##### Input #####
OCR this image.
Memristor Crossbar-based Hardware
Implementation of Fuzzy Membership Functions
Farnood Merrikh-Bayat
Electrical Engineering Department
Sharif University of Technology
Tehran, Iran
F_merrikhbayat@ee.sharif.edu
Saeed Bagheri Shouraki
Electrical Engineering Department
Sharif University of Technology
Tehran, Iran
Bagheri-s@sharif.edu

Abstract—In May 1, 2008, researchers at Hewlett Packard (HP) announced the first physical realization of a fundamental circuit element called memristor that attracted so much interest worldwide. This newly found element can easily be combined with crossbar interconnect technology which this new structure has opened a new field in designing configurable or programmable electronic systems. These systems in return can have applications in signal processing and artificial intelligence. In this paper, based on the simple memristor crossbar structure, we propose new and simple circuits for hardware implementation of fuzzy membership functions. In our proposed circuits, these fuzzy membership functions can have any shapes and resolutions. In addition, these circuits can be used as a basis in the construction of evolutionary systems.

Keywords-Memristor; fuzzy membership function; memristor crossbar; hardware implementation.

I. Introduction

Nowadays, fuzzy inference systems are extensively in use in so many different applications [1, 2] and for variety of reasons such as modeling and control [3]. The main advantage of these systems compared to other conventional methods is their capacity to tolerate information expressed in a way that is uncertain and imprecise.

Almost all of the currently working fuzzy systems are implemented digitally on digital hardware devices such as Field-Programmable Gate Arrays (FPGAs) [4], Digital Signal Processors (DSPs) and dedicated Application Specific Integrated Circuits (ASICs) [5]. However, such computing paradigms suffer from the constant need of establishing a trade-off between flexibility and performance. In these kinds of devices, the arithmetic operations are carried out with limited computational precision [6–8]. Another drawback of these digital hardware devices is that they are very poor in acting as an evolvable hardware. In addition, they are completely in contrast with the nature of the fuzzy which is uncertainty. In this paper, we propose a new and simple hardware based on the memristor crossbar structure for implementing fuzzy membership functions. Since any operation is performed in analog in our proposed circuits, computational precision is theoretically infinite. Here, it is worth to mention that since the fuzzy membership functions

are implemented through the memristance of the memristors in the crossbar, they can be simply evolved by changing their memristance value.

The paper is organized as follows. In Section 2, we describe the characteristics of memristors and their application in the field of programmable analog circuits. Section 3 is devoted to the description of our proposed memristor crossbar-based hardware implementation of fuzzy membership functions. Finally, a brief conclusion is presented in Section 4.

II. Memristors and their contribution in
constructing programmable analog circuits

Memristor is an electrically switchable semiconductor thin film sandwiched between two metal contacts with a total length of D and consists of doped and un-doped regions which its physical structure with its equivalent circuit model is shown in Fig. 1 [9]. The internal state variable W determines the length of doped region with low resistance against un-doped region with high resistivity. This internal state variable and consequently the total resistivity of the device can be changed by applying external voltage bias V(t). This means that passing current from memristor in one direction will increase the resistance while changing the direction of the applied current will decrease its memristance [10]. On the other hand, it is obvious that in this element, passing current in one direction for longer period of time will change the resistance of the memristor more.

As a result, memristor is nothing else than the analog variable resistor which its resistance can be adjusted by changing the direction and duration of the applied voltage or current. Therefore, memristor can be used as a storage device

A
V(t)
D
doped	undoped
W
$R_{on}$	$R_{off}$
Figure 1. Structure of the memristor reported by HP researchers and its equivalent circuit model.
#####
#### Problem statement:
The records above should be restated word for word, please.

#### Completed exercise:
OCR this image.
Memristor Crossbar-based Hardware
Implementation of Fuzzy Membership Functions
Farnood Merrikh-Bayat
Electrical Engineering Department
Sharif University of Technology
Tehran, Iran
F_merrikhbayat@ee.sharif.edu
Saeed Bagheri Shouraki
Electrical Engineering Department
Sharif University of Technology
Tehran, Iran
Bagheri-s@sharif.edu

Abstract—In May 1, 2008, researchers at Hewlett Packard (HP) announced the first physical realization of a fundamental circuit element called memristor that attracted so much interest worldwide. This newly found element can easily be combined with crossbar interconnect technology which this new structure has opened a new field in designing configurable or programmable electronic systems. These systems in return can have applications in signal processing and artificial intelligence. In this paper, based on the simple memristor crossbar structure, we propose new and simple circuits for hardware implementation of fuzzy membership functions. In our proposed circuits, these fuzzy membership functions can have any shapes and resolutions. In addition, these circuits can be used as a basis in the construction of evolutionary systems.

Keywords-Memristor; fuzzy membership function; memristor crossbar; hardware implementation.

I. Introduction

Nowadays, fuzzy inference systems are extensively in use in so many different applications [1, 2] and for variety of reasons such as modeling and control [3]. The main advantage of these systems compared to other conventional methods is their capacity to tolerate information expressed in a way that is uncertain and imprecise.

Almost all of the currently working fuzzy systems are implemented digitally on digital hardware devices such as Field-Programmable Gate Arrays (FPGAs) [4], Digital Signal Processors (DSPs) and dedicated Application Specific Integrated Circuits (ASICs) [5]. However, such computing paradigms suffer from the constant need of establishing a trade-off between flexibility and performance. In these kinds of devices, the arithmetic operations are carried out with limited computational precision [6–8]. Another drawback of these digital hardware devices is that they are very poor in acting as an evolvable hardware. In addition, they are completely in contrast with the nature of the fuzzy which is uncertainty. In this paper, we propose a new and simple hardware based on the memristor crossbar structure for implementing fuzzy membership functions. Since any operation is performed in analog in our proposed circuits, computational precision is theoretically infinite. Here, it is worth to mention that since the fuzzy membership functions

are implemented through the memristance of the memristors in the crossbar, they can be simply evolved by changing their memristance value.

The paper is organized as follows. In Section 2, we describe the characteristics of memristors and their application in the field of programmable analog circuits. Section 3 is devoted to the description of our proposed memristor crossbar-based hardware implementation of fuzzy membership functions. Finally, a brief conclusion is presented in Section 4.

II. Memristors and their contribution in
constructing programmable analog circuits

Memristor is an electrically switchable semiconductor thin film sandwiched between two metal contacts with a total length of D and consists of doped and un-doped regions which its physical structure with its equivalent circuit model is shown in Fig. 1 [9]. The internal state variable W determines the length of doped region with low resistance against un-doped region with high resistivity. This internal state variable and consequently the total resistivity of the device can be changed by applying external voltage bias V(t). This means that passing current from memristor in one direction will increase the resistance while changing the direction of the applied current will decrease its memristance [10]. On the other hand, it is obvious that in this element, passing current in one direction for longer period of time will change the resistance of the memristor more.

As a result, memristor is nothing else than the analog variable resistor which its resistance can be adjusted by changing the direction and duration of the applied voltage or current. Therefore, memristor can be used as a storage device

A
V(t)
D
doped	undoped
W
$R_{on}$	$R_{off}$
Figure 1. Structure of the memristor reported by HP researchers and its equivalent circuit model.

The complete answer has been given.